# TASK PROMPT:
Reproduce all lines of the listing below in which the word "RENTALREADY" occurs.

==== INFORMATION SUPPLIED

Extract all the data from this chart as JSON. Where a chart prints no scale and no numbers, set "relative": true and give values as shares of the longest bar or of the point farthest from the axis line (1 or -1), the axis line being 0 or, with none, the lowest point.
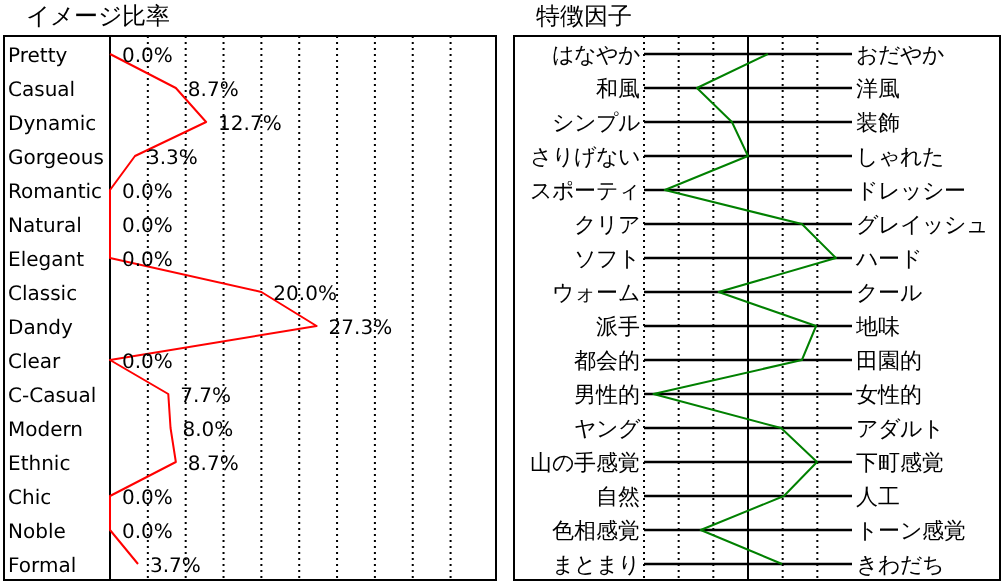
{
  "chart_data": [
    {
      "type": "line",
      "title": "イメージ比率",
      "orientation": "horizontal",
      "categories": [
        "Pretty",
        "Casual",
        "Dynamic",
        "Gorgeous",
        "Romantic",
        "Natural",
        "Elegant",
        "Classic",
        "Dandy",
        "Clear",
        "C-Casual",
        "Modern",
        "Ethnic",
        "Chic",
        "Noble",
        "Formal"
      ],
      "series": [
        {
          "color": "#ff0000",
          "values": [
            0,
            8.7,
            12.7,
            3.3,
            0,
            0,
            0,
            20,
            27.3,
            0,
            7.7,
            8,
            8.7,
            0,
            0,
            3.7
          ],
          "value_labels": [
            "0.0%",
            "8.7%",
            "12.7%",
            "3.3%",
            "0.0%",
            "0.0%",
            "0.0%",
            "20.0%",
            "27.3%",
            "0.0%",
            "7.7%",
            "8.0%",
            "8.7%",
            "0.0%",
            "0.0%",
            "3.7%"
          ]
        }
      ],
      "xlim": [
        0,
        51
      ],
      "xticks": [
        {
          "value": 5,
          "label": null
        },
        {
          "value": 10,
          "label": null
        },
        {
          "value": 15,
          "label": null
        },
        {
          "value": 20,
          "label": null
        },
        {
          "value": 25,
          "label": null
        },
        {
          "value": 30,
          "label": null
        },
        {
          "value": 35,
          "label": null
        },
        {
          "value": 40,
          "label": null
        },
        {
          "value": 45,
          "label": null
        }
      ],
      "grid": "x",
      "tick_labels": "y"
    },
    {
      "type": "line",
      "title": "特徴因子",
      "orientation": "horizontal",
      "relative": true,
      "categories": [
        "はなやか",
        "和風",
        "シンプル",
        "さりげない",
        "スポーティ",
        "クリア",
        "ソフト",
        "ウォーム",
        "派手",
        "都会的",
        "男性的",
        "ヤング",
        "山の手感覚",
        "自然",
        "色相感覚",
        "まとまり"
      ],
      "y2_categories": [
        "おだやか",
        "洋風",
        "装飾",
        "しゃれた",
        "ドレッシー",
        "グレイッシュ",
        "ハード",
        "クール",
        "地味",
        "田園的",
        "女性的",
        "アダルト",
        "下町感覚",
        "人工",
        "トーン感覚",
        "きわだち"
      ],
      "series": [
        {
          "color": "#008000",
          "values": [
            0.21,
            -0.54,
            -0.17,
            0,
            -0.88,
            0.57,
            0.93,
            -0.31,
            0.72,
            0.57,
            -1,
            0.35,
            0.73,
            0.38,
            -0.5,
            0.36
          ]
        }
      ],
      "grid": true,
      "tick_labels": "y"
    }
  ]
}
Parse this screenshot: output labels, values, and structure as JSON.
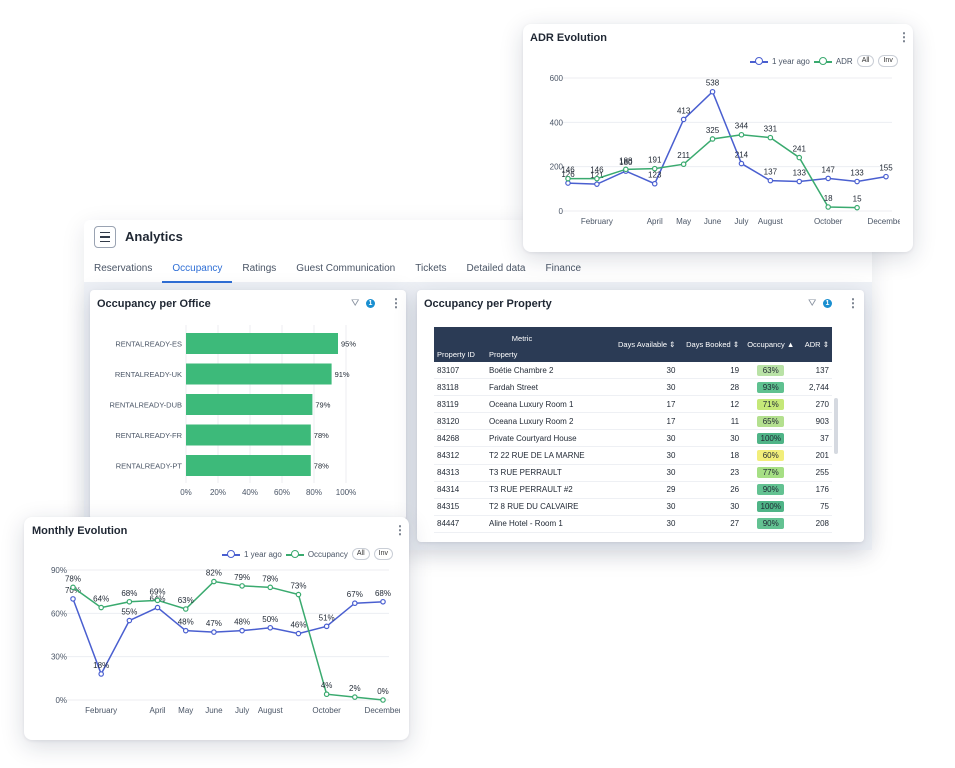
{
  "app": {
    "title": "Analytics"
  },
  "tabs": [
    {
      "label": "Reservations",
      "active": false
    },
    {
      "label": "Occupancy",
      "active": true
    },
    {
      "label": "Ratings",
      "active": false
    },
    {
      "label": "Guest Communication",
      "active": false
    },
    {
      "label": "Tickets",
      "active": false
    },
    {
      "label": "Detailed data",
      "active": false
    },
    {
      "label": "Finance",
      "active": false
    }
  ],
  "office_card": {
    "title": "Occupancy per Office",
    "filter_count": "1",
    "menu_icon": "kebab-icon",
    "chart_data": {
      "type": "bar",
      "orientation": "horizontal",
      "categories": [
        "RENTALREADY-ES",
        "RENTALREADY-UK",
        "RENTALREADY-DUB",
        "RENTALREADY-FR",
        "RENTALREADY-PT"
      ],
      "values": [
        95,
        91,
        79,
        78,
        78
      ],
      "value_labels": [
        "95%",
        "91%",
        "79%",
        "78%",
        "78%"
      ],
      "xticks": [
        "0%",
        "20%",
        "40%",
        "60%",
        "80%",
        "100%"
      ],
      "xlim": [
        0,
        100
      ],
      "color": "#3dba7a"
    }
  },
  "property_card": {
    "title": "Occupancy per Property",
    "filter_count": "1",
    "header": {
      "metric": "Metric",
      "property_id": "Property ID",
      "property": "Property",
      "days_available": "Days Available",
      "days_booked": "Days Booked",
      "occupancy": "Occupancy",
      "adr": "ADR"
    },
    "sort_icons": {
      "days_available": "⇕",
      "days_booked": "⇕",
      "occupancy": "▲",
      "adr": "⇕"
    },
    "rows": [
      {
        "id": "83107",
        "name": "Boétie Chambre 2",
        "avail": "30",
        "booked": "19",
        "occ": "63%",
        "occ_color": "#b9e2a6",
        "adr": "137"
      },
      {
        "id": "83118",
        "name": "Fardah Street",
        "avail": "30",
        "booked": "28",
        "occ": "93%",
        "occ_color": "#5fc190",
        "adr": "2,744"
      },
      {
        "id": "83119",
        "name": "Oceana Luxury Room 1",
        "avail": "17",
        "booked": "12",
        "occ": "71%",
        "occ_color": "#c5e878",
        "adr": "270"
      },
      {
        "id": "83120",
        "name": "Oceana Luxury Room 2",
        "avail": "17",
        "booked": "11",
        "occ": "65%",
        "occ_color": "#b4e08f",
        "adr": "903"
      },
      {
        "id": "84268",
        "name": "Private Courtyard House",
        "avail": "30",
        "booked": "30",
        "occ": "100%",
        "occ_color": "#4fb487",
        "adr": "37"
      },
      {
        "id": "84312",
        "name": "T2 22 RUE DE LA MARNE",
        "avail": "30",
        "booked": "18",
        "occ": "60%",
        "occ_color": "#f2ee7a",
        "adr": "201"
      },
      {
        "id": "84313",
        "name": "T3 RUE PERRAULT",
        "avail": "30",
        "booked": "23",
        "occ": "77%",
        "occ_color": "#a6df84",
        "adr": "255"
      },
      {
        "id": "84314",
        "name": "T3 RUE PERRAULT #2",
        "avail": "29",
        "booked": "26",
        "occ": "90%",
        "occ_color": "#63c292",
        "adr": "176"
      },
      {
        "id": "84315",
        "name": "T2 8 RUE DU CALVAIRE",
        "avail": "30",
        "booked": "30",
        "occ": "100%",
        "occ_color": "#4fb487",
        "adr": "75"
      },
      {
        "id": "84447",
        "name": "Aline Hotel - Room 1",
        "avail": "30",
        "booked": "27",
        "occ": "90%",
        "occ_color": "#63c292",
        "adr": "208"
      }
    ]
  },
  "adr_card": {
    "title": "ADR Evolution",
    "legend": {
      "prev": "1 year ago",
      "cur": "ADR",
      "all": "All",
      "inv": "Inv"
    },
    "chart_data": {
      "type": "line",
      "xticks": [
        "February",
        "April",
        "May",
        "June",
        "July",
        "August",
        "October",
        "December"
      ],
      "x_months": [
        1,
        2,
        3,
        4,
        5,
        6,
        7,
        8,
        9,
        10,
        11,
        12
      ],
      "yticks": [
        "0",
        "200",
        "400",
        "600"
      ],
      "ylim": [
        0,
        600
      ],
      "series": [
        {
          "name": "1 year ago",
          "color": "#4a5fd0",
          "values": [
            126,
            121,
            180,
            123,
            413,
            538,
            214,
            137,
            133,
            147,
            133,
            155
          ],
          "labels": [
            "126",
            "121",
            "180",
            "123",
            "413",
            "538",
            "214",
            "137",
            "133",
            "147",
            "133",
            "155"
          ]
        },
        {
          "name": "ADR",
          "color": "#3aaa6f",
          "values": [
            146,
            146,
            188,
            191,
            211,
            325,
            344,
            331,
            241,
            18,
            15,
            null
          ],
          "labels": [
            "146",
            "146",
            "188",
            "191",
            "211",
            "325",
            "344",
            "331",
            "241",
            "18",
            "15",
            ""
          ]
        }
      ]
    }
  },
  "monthly_card": {
    "title": "Monthly Evolution",
    "legend": {
      "prev": "1 year ago",
      "cur": "Occupancy",
      "all": "All",
      "inv": "Inv"
    },
    "chart_data": {
      "type": "line",
      "xticks": [
        "February",
        "April",
        "May",
        "June",
        "July",
        "August",
        "October",
        "December"
      ],
      "x_months": [
        1,
        2,
        3,
        4,
        5,
        6,
        7,
        8,
        9,
        10,
        11,
        12
      ],
      "yticks": [
        "0%",
        "30%",
        "60%",
        "90%"
      ],
      "ylim": [
        0,
        90
      ],
      "series": [
        {
          "name": "1 year ago",
          "color": "#4a5fd0",
          "values": [
            70,
            18,
            55,
            64,
            48,
            47,
            48,
            50,
            46,
            51,
            67,
            68
          ],
          "labels": [
            "70%",
            "18%",
            "55%",
            "64%",
            "48%",
            "47%",
            "48%",
            "50%",
            "46%",
            "51%",
            "67%",
            "68%"
          ]
        },
        {
          "name": "Occupancy",
          "color": "#3aaa6f",
          "values": [
            78,
            64,
            68,
            69,
            63,
            82,
            79,
            78,
            73,
            4,
            2,
            0
          ],
          "labels": [
            "78%",
            "64%",
            "68%",
            "69%",
            "63%",
            "82%",
            "79%",
            "78%",
            "73%",
            "4%",
            "2%",
            "0%"
          ]
        }
      ]
    }
  }
}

========

# ANSWER:
        "RENTALREADY-ES",
        "RENTALREADY-UK",
        "RENTALREADY-DUB",
        "RENTALREADY-FR",
        "RENTALREADY-PT"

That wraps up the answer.